— Begin EXERCISE MATERIAL —
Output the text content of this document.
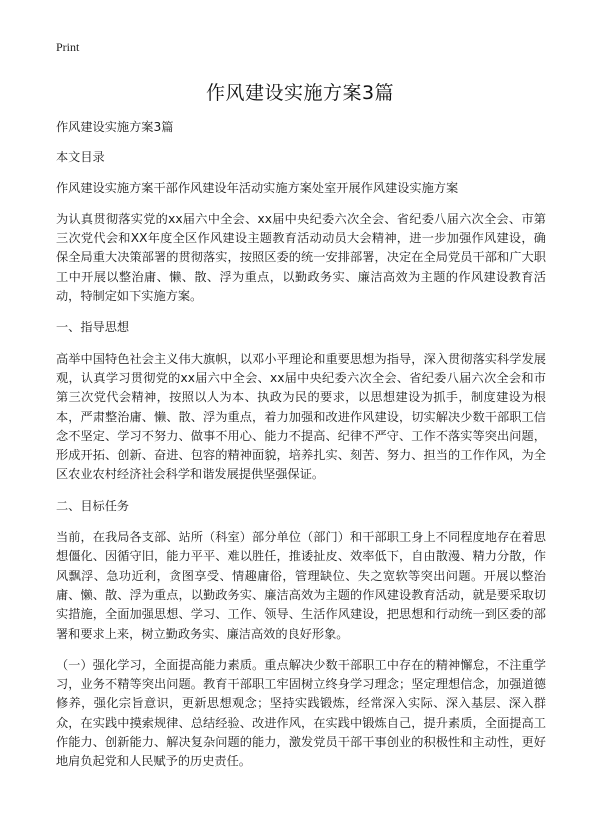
Print
作风建设实施方案3篇

作风建设实施方案3篇

本文目录

作风建设实施方案干部作风建设年活动实施方案处室开展作风建设实施方案

为认真贯彻落实党的xx届六中全会、xx届中央纪委六次全会、省纪委八届六次全会、市第三次党代会和XX年度全区作风建设主题教育活动动员大会精神，进一步加强作风建设，确保全局重大决策部署的贯彻落实，按照区委的统一安排部署，决定在全局党员干部和广大职工中开展以整治庸、懒、散、浮为重点，以勤政务实、廉洁高效为主题的作风建设教育活动，特制定如下实施方案。

一、指导思想

高举中国特色社会主义伟大旗帜，以邓小平理论和重要思想为指导，深入贯彻落实科学发展观，认真学习贯彻党的xx届六中全会、xx届中央纪委六次全会、省纪委八届六次全会和市第三次党代会精神，按照以人为本、执政为民的要求，以思想建设为抓手，制度建设为根本，严肃整治庸、懒、散、浮为重点，着力加强和改进作风建设，切实解决少数干部职工信念不坚定、学习不努力、做事不用心、能力不提高、纪律不严守、工作不落实等突出问题，形成开拓、创新、奋进、包容的精神面貌，培养扎实、刻苦、努力、担当的工作作风，为全区农业农村经济社会科学和谐发展提供坚强保证。

二、目标任务

当前，在我局各支部、站所（科室）部分单位（部门）和干部职工身上不同程度地存在着思想僵化、因循守旧，能力平平、难以胜任，推诿扯皮、效率低下，自由散漫、精力分散，作风飘浮、急功近利，贪图享受、情趣庸俗，管理缺位、失之宽软等突出问题。开展以整治庸、懒、散、浮为重点，以勤政务实、廉洁高效为主题的作风建设教育活动，就是要采取切实措施，全面加强思想、学习、工作、领导、生活作风建设，把思想和行动统一到区委的部署和要求上来，树立勤政务实、廉洁高效的良好形象。

（一）强化学习，全面提高能力素质。重点解决少数干部职工中存在的精神懈怠，不注重学习，业务不精等突出问题。教育干部职工牢固树立终身学习理念；坚定理想信念，加强道德修养，强化宗旨意识，更新思想观念；坚持实践锻炼，经常深入实际、深入基层、深入群众，在实践中摸索规律、总结经验、改进作风，在实践中锻炼自己，提升素质，全面提高工作能力、创新能力、解决复杂问题的能力，激发党员干部干事创业的积极性和主动性，更好地肩负起党和人民赋予的历史责任。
— End EXERCISE MATERIAL —
→ **TASK GOAL**
Copy every record character for character. Skip the pictures.

→ **EXPECTED OUTPUT**
Output the text content of this document.
Print
作风建设实施方案3篇

作风建设实施方案3篇

本文目录

作风建设实施方案干部作风建设年活动实施方案处室开展作风建设实施方案

为认真贯彻落实党的xx届六中全会、xx届中央纪委六次全会、省纪委八届六次全会、市第三次党代会和XX年度全区作风建设主题教育活动动员大会精神，进一步加强作风建设，确保全局重大决策部署的贯彻落实，按照区委的统一安排部署，决定在全局党员干部和广大职工中开展以整治庸、懒、散、浮为重点，以勤政务实、廉洁高效为主题的作风建设教育活动，特制定如下实施方案。

一、指导思想

高举中国特色社会主义伟大旗帜，以邓小平理论和重要思想为指导，深入贯彻落实科学发展观，认真学习贯彻党的xx届六中全会、xx届中央纪委六次全会、省纪委八届六次全会和市第三次党代会精神，按照以人为本、执政为民的要求，以思想建设为抓手，制度建设为根本，严肃整治庸、懒、散、浮为重点，着力加强和改进作风建设，切实解决少数干部职工信念不坚定、学习不努力、做事不用心、能力不提高、纪律不严守、工作不落实等突出问题，形成开拓、创新、奋进、包容的精神面貌，培养扎实、刻苦、努力、担当的工作作风，为全区农业农村经济社会科学和谐发展提供坚强保证。

二、目标任务

当前，在我局各支部、站所（科室）部分单位（部门）和干部职工身上不同程度地存在着思想僵化、因循守旧，能力平平、难以胜任，推诿扯皮、效率低下，自由散漫、精力分散，作风飘浮、急功近利，贪图享受、情趣庸俗，管理缺位、失之宽软等突出问题。开展以整治庸、懒、散、浮为重点，以勤政务实、廉洁高效为主题的作风建设教育活动，就是要采取切实措施，全面加强思想、学习、工作、领导、生活作风建设，把思想和行动统一到区委的部署和要求上来，树立勤政务实、廉洁高效的良好形象。

（一）强化学习，全面提高能力素质。重点解决少数干部职工中存在的精神懈怠，不注重学习，业务不精等突出问题。教育干部职工牢固树立终身学习理念；坚定理想信念，加强道德修养，强化宗旨意识，更新思想观念；坚持实践锻炼，经常深入实际、深入基层、深入群众，在实践中摸索规律、总结经验、改进作风，在实践中锻炼自己，提升素质，全面提高工作能力、创新能力、解决复杂问题的能力，激发党员干部干事创业的积极性和主动性，更好地肩负起党和人民赋予的历史责任。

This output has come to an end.